Records supplied:
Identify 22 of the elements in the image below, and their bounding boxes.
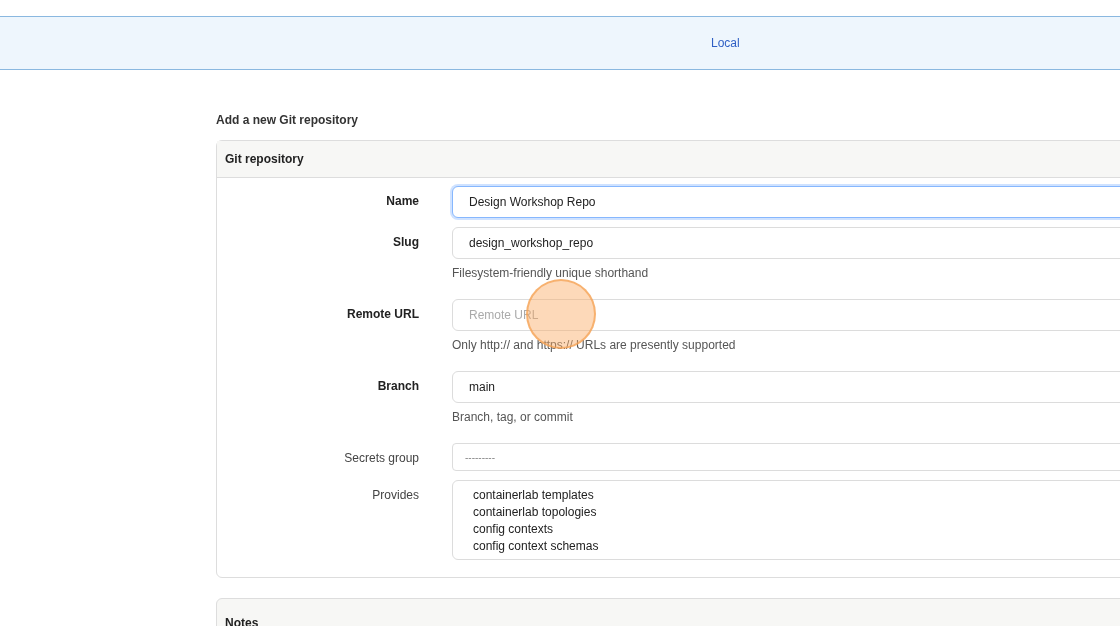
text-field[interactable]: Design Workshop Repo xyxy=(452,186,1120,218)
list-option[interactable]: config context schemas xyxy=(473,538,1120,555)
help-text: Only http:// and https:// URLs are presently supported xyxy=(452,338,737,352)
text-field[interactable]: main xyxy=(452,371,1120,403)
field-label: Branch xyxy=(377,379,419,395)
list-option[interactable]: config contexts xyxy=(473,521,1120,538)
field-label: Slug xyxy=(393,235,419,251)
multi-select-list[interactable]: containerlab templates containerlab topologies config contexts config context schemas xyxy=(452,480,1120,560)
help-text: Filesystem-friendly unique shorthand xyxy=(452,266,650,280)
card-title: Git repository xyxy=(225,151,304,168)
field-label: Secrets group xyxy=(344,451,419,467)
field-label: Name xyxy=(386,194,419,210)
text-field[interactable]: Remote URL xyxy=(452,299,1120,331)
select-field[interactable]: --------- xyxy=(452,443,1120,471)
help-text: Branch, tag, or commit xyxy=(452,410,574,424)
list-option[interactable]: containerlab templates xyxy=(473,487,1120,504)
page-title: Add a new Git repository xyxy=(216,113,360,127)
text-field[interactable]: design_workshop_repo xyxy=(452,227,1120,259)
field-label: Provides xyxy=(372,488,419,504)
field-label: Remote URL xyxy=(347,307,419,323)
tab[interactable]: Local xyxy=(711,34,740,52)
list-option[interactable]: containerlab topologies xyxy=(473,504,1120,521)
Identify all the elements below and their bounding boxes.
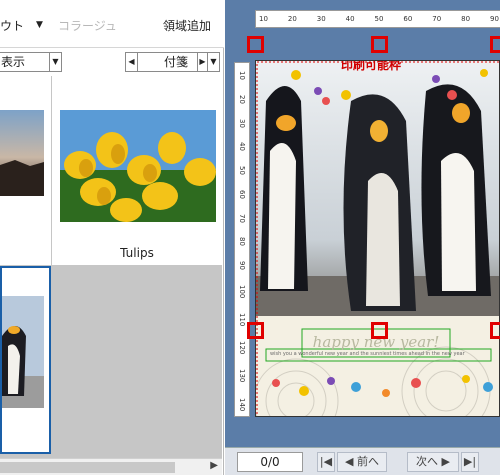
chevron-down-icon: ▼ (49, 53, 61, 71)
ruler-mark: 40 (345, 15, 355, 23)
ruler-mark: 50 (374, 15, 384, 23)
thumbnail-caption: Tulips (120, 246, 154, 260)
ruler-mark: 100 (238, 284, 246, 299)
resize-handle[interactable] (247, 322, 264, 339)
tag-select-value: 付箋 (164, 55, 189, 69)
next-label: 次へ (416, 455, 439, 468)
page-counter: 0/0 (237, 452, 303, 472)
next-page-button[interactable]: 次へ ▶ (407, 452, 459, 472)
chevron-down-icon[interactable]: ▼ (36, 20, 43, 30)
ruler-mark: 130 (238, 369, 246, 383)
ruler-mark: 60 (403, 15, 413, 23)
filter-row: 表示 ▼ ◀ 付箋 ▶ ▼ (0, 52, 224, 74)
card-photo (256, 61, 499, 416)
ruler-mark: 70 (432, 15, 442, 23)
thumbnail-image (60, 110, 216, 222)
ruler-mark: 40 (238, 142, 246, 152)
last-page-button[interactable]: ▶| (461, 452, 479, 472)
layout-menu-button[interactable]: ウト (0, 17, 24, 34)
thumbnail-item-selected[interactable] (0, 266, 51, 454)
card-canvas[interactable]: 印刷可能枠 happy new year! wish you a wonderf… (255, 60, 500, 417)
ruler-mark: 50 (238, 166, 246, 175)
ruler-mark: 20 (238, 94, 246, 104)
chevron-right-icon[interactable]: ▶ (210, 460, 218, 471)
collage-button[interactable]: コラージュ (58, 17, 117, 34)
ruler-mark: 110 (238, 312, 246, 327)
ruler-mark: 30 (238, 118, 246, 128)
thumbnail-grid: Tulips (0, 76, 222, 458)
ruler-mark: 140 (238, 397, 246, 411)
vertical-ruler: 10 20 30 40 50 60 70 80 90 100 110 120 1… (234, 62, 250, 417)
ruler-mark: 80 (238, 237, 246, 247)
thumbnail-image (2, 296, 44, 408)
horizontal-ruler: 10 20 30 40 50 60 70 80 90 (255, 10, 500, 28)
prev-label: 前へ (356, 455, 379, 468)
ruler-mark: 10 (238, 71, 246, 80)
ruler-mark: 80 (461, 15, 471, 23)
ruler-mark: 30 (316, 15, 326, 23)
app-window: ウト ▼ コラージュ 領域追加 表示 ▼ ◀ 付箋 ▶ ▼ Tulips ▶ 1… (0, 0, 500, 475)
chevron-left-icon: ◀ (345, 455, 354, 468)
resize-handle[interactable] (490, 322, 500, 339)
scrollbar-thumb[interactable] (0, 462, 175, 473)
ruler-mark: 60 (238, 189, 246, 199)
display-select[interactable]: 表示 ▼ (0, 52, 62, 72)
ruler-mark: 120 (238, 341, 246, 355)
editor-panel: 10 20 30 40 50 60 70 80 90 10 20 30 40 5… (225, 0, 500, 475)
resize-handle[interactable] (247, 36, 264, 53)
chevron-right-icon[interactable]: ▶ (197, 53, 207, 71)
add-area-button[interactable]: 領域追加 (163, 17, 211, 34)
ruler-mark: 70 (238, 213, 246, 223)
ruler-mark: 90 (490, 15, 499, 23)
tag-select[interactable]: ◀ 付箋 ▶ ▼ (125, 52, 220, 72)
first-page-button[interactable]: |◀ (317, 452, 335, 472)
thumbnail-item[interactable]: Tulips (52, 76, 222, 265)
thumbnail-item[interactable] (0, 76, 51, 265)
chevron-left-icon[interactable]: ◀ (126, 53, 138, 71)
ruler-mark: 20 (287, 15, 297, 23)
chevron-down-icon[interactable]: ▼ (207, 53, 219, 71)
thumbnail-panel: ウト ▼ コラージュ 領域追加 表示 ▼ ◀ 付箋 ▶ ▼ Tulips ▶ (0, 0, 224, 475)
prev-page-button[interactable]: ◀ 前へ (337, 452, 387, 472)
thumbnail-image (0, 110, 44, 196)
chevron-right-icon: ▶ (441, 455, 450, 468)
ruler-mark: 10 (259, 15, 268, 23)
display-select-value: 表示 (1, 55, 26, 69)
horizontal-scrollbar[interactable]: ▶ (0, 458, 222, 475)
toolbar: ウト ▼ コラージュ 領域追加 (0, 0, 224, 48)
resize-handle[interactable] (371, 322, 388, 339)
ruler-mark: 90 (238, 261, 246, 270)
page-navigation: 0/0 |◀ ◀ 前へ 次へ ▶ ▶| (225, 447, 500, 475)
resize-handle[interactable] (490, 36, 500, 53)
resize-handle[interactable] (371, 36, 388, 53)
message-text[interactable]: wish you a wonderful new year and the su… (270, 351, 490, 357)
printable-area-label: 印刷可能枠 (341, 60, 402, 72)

Directive: Can you put every line from the entries above into a numbered list, skipping blank lines and leaving out the pictures?

Expected answer:
1. Identify 22 of the elements in the image below, and their bounding boxes.
2. text-field[interactable]: Design Workshop Repo xyxy=(452,186,1120,218)
3. list-option[interactable]: config context schemas xyxy=(473,538,1120,555)
4. help-text: Only http:// and https:// URLs are presently supported xyxy=(452,338,737,352)
5. text-field[interactable]: main xyxy=(452,371,1120,403)
6. field-label: Branch xyxy=(377,379,419,395)
7. list-option[interactable]: config contexts xyxy=(473,521,1120,538)
8. field-label: Slug xyxy=(393,235,419,251)
9. multi-select-list[interactable]: containerlab templates containerlab topologies config contexts config context schemas xyxy=(452,480,1120,560)
10. help-text: Filesystem-friendly unique shorthand xyxy=(452,266,650,280)
11. card-title: Git repository xyxy=(225,151,304,168)
12. field-label: Secrets group xyxy=(344,451,419,467)
13. field-label: Name xyxy=(386,194,419,210)
14. text-field[interactable]: Remote URL xyxy=(452,299,1120,331)
15. select-field[interactable]: --------- xyxy=(452,443,1120,471)
16. help-text: Branch, tag, or commit xyxy=(452,410,574,424)
17. list-option[interactable]: containerlab templates xyxy=(473,487,1120,504)
18. page-title: Add a new Git repository xyxy=(216,113,360,127)
19. text-field[interactable]: design_workshop_repo xyxy=(452,227,1120,259)
20. field-label: Provides xyxy=(372,488,419,504)
21. field-label: Remote URL xyxy=(347,307,419,323)
22. tab[interactable]: Local xyxy=(711,34,740,52)
23. list-option[interactable]: containerlab topologies xyxy=(473,504,1120,521)
24. Identify all the elements below and their bounding boxes.
25. chevron-down-icon: ▼ (49, 53, 61, 71)
26. ruler-mark: 40 (345, 15, 355, 23)
27. ruler-mark: 50 (374, 15, 384, 23)
28. thumbnail-caption: Tulips (120, 246, 154, 260)
29. ruler-mark: 100 (238, 284, 246, 299)
30. resize-handle[interactable] (247, 322, 264, 339)
31. tag-select-value: 付箋 (164, 55, 189, 69)
32. next-label: 次へ (416, 455, 439, 468)
33. page-counter: 0/0 (237, 452, 303, 472)
34. next-page-button[interactable]: 次へ ▶ (407, 452, 459, 472)
35. chevron-down-icon[interactable]: ▼ (36, 20, 43, 30)
36. ruler-mark: 130 (238, 369, 246, 383)
37. ruler-mark: 60 (403, 15, 413, 23)
38. filter-row: 表示 ▼ ◀ 付箋 ▶ ▼ (0, 52, 224, 74)
39. card-photo (256, 61, 499, 416)
40. ruler-mark: 70 (432, 15, 442, 23)
41. thumbnail-image (60, 110, 216, 222)
42. ruler-mark: 40 (238, 142, 246, 152)
43. last-page-button[interactable]: ▶| (461, 452, 479, 472)
44. layout-menu-button[interactable]: ウト (0, 17, 24, 34)
45. thumbnail-item-selected[interactable] (0, 266, 51, 454)
46. card-canvas[interactable]: 印刷可能枠 happy new year! wish you a wonderf… (255, 60, 500, 417)
47. ruler-mark: 50 (238, 166, 246, 175)
48. ruler-mark: 20 (238, 94, 246, 104)
49. chevron-right-icon[interactable]: ▶ (210, 460, 218, 471)
50. collage-button[interactable]: コラージュ (58, 17, 117, 34)
51. ruler-mark: 110 (238, 312, 246, 327)
52. ruler-mark: 30 (238, 118, 246, 128)
53. thumbnail-grid: Tulips (0, 76, 222, 458)
54. ruler-mark: 140 (238, 397, 246, 411)
55. vertical-ruler: 10 20 30 40 50 60 70 80 90 100 110 120 1… (234, 62, 250, 417)
56. ruler-mark: 80 (238, 237, 246, 247)
57. thumbnail-image (2, 296, 44, 408)
58. horizontal-ruler: 10 20 30 40 50 60 70 80 90 (255, 10, 500, 28)
59. prev-label: 前へ (356, 455, 379, 468)
60. ruler-mark: 10 (238, 71, 246, 80)
61. ruler-mark: 80 (461, 15, 471, 23)
62. ruler-mark: 30 (316, 15, 326, 23)
63. app-window: ウト ▼ コラージュ 領域追加 表示 ▼ ◀ 付箋 ▶ ▼ Tulips ▶ 1… (0, 0, 500, 475)
64. chevron-left-icon: ◀ (345, 455, 354, 468)
65. resize-handle[interactable] (490, 322, 500, 339)
66. scrollbar-thumb[interactable] (0, 462, 175, 473)
67. ruler-mark: 60 (238, 189, 246, 199)
68. display-select[interactable]: 表示 ▼ (0, 52, 62, 72)
69. ruler-mark: 120 (238, 341, 246, 355)
70. editor-panel: 10 20 30 40 50 60 70 80 90 10 20 30 40 5… (225, 0, 500, 475)
71. resize-handle[interactable] (247, 36, 264, 53)
72. chevron-right-icon[interactable]: ▶ (197, 53, 207, 71)
73. add-area-button[interactable]: 領域追加 (163, 17, 211, 34)
74. ruler-mark: 70 (238, 213, 246, 223)
75. ruler-mark: 90 (490, 15, 499, 23)
76. tag-select[interactable]: ◀ 付箋 ▶ ▼ (125, 52, 220, 72)
77. first-page-button[interactable]: |◀ (317, 452, 335, 472)
78. thumbnail-item[interactable]: Tulips (52, 76, 222, 265)
79. thumbnail-item[interactable] (0, 76, 51, 265)
80. chevron-left-icon[interactable]: ◀ (126, 53, 138, 71)
81. ruler-mark: 20 (287, 15, 297, 23)
82. chevron-down-icon[interactable]: ▼ (207, 53, 219, 71)
83. thumbnail-panel: ウト ▼ コラージュ 領域追加 表示 ▼ ◀ 付箋 ▶ ▼ Tulips ▶ (0, 0, 224, 475)
84. prev-page-button[interactable]: ◀ 前へ (337, 452, 387, 472)
85. thumbnail-image (0, 110, 44, 196)
86. chevron-right-icon: ▶ (441, 455, 450, 468)
87. ruler-mark: 10 (259, 15, 268, 23)
88. display-select-value: 表示 (1, 55, 26, 69)
89. horizontal-scrollbar[interactable]: ▶ (0, 458, 222, 475)
90. toolbar: ウト ▼ コラージュ 領域追加 (0, 0, 224, 48)
91. resize-handle[interactable] (371, 322, 388, 339)
92. ruler-mark: 90 (238, 261, 246, 270)
93. page-navigation: 0/0 |◀ ◀ 前へ 次へ ▶ ▶| (225, 447, 500, 475)
94. resize-handle[interactable] (490, 36, 500, 53)
95. resize-handle[interactable] (371, 36, 388, 53)
96. message-text[interactable]: wish you a wonderful new year and the su… (270, 351, 490, 357)
97. printable-area-label: 印刷可能枠 (341, 60, 402, 72)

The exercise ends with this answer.